#### Work to do:
Each line of the listing that contains the word "レジックスポーツ" is to be copied.

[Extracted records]
--

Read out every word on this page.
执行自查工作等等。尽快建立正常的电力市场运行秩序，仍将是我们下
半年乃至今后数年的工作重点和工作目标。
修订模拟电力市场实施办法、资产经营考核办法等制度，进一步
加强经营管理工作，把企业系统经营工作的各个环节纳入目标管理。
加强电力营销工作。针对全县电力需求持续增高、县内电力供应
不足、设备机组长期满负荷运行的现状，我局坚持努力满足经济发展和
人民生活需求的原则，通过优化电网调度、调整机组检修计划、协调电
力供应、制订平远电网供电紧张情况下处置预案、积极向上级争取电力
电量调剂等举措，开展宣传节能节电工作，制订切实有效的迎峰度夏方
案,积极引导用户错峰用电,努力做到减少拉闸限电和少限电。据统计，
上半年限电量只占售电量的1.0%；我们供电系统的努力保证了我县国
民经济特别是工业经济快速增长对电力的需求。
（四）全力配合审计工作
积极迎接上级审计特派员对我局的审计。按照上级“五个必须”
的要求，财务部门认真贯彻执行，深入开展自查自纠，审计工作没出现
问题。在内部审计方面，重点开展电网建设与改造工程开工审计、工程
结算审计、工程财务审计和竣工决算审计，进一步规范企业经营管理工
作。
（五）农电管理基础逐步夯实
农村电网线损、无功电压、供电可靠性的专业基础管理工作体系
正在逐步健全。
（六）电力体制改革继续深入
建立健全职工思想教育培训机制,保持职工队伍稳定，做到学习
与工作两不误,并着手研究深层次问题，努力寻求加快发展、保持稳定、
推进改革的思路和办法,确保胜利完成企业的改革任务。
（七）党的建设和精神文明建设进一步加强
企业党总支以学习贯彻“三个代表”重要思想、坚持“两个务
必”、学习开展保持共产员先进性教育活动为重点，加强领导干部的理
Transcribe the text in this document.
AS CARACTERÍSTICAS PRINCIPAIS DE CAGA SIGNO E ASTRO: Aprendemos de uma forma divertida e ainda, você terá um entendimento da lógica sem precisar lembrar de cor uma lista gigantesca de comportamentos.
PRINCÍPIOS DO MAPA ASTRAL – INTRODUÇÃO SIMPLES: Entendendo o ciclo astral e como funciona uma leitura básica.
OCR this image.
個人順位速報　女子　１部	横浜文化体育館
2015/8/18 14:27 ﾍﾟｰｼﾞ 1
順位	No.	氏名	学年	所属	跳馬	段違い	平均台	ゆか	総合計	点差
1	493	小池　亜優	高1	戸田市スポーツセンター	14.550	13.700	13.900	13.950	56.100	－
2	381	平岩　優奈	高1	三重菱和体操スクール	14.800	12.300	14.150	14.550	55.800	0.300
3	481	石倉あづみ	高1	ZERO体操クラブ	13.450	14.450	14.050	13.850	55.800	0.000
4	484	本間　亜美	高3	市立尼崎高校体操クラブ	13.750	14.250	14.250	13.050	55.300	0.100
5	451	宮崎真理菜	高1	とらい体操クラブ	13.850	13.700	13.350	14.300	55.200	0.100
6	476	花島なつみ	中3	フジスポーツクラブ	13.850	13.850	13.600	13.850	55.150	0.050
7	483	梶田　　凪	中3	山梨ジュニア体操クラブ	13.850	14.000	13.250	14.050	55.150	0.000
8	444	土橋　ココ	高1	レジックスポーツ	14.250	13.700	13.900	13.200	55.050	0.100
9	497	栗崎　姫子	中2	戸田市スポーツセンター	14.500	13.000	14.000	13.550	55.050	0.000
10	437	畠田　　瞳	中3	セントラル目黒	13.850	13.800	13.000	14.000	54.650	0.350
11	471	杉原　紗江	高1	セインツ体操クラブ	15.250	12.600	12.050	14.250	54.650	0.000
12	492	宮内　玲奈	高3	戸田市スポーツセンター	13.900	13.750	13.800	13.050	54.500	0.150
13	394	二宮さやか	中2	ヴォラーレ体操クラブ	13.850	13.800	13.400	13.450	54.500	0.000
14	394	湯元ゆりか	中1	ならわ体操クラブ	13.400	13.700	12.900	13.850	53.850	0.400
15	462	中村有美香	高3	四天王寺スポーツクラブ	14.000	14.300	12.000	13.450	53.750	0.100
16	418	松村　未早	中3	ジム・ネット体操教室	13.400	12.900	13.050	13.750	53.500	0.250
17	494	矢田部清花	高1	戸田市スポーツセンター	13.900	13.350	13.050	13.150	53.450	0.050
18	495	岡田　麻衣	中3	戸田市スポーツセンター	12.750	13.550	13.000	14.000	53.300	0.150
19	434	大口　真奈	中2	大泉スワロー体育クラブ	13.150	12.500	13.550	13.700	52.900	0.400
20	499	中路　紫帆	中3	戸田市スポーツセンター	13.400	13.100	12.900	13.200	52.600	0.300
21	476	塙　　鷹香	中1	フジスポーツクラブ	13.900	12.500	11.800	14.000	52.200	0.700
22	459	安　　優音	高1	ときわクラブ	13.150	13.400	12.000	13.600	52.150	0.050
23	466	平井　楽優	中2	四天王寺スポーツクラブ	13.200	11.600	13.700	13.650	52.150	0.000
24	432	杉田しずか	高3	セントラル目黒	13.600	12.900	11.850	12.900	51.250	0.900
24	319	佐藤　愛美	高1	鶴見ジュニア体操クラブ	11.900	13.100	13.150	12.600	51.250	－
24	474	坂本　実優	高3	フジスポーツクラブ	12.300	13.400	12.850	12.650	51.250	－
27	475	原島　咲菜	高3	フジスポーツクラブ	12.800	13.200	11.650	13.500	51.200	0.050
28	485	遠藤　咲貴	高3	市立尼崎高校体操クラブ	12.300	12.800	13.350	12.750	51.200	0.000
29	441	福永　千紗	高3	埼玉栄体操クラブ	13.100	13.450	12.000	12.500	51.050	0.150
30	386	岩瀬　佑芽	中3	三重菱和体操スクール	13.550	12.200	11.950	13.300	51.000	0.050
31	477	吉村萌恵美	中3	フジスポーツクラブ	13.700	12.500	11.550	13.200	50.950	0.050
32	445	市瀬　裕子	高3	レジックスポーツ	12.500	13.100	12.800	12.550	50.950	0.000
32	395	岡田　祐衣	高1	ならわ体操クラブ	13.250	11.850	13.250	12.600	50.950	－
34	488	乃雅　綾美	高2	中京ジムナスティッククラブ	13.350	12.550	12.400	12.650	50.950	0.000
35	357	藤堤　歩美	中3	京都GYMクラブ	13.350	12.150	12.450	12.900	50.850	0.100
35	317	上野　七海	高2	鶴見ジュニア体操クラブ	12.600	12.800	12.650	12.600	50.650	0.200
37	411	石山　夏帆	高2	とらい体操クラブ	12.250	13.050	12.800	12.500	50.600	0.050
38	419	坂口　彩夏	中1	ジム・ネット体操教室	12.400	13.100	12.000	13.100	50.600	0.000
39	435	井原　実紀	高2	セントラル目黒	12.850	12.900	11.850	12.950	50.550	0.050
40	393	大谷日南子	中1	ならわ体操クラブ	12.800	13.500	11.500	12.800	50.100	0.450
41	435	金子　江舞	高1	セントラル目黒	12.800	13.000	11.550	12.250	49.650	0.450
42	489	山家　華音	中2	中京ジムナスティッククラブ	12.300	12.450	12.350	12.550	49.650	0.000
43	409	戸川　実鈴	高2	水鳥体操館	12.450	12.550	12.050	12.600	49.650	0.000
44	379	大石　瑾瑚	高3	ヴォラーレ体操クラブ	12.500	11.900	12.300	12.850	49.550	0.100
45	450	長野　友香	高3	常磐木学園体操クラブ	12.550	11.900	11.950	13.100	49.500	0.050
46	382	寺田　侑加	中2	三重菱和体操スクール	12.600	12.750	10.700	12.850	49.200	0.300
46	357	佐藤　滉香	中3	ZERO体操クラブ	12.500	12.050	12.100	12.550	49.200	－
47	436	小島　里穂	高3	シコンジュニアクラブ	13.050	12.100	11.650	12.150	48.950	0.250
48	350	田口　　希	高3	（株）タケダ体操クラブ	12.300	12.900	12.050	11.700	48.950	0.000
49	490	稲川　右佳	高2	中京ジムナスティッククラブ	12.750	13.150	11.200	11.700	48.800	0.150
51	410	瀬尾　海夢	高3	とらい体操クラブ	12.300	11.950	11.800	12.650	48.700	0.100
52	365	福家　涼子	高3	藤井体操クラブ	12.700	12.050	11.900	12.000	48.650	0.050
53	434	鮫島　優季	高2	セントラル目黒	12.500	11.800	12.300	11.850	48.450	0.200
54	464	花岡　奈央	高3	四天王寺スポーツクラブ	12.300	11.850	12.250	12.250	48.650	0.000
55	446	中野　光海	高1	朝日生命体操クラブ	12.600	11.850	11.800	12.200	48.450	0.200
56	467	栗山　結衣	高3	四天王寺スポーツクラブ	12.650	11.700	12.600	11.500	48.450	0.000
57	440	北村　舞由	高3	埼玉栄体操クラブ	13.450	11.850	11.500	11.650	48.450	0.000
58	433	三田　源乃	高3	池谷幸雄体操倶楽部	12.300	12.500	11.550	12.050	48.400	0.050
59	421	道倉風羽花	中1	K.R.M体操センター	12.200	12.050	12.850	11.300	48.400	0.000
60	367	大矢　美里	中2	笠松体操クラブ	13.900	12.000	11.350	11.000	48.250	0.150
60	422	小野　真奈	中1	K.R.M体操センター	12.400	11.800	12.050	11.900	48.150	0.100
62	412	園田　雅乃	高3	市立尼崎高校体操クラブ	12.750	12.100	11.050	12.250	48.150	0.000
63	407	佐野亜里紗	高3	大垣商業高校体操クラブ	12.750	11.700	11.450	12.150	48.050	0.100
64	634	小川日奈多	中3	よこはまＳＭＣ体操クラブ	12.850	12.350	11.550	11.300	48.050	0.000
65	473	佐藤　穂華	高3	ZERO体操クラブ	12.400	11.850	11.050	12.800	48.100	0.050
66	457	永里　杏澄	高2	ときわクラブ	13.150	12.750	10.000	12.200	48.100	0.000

--

#### Correct response:
8	444	土橋　ココ	高1	レジックスポーツ	14.250	13.700	13.900	13.200	55.050	0.100
32	445	市瀬　裕子	高3	レジックスポーツ	12.500	13.100	12.800	12.550	50.950	0.000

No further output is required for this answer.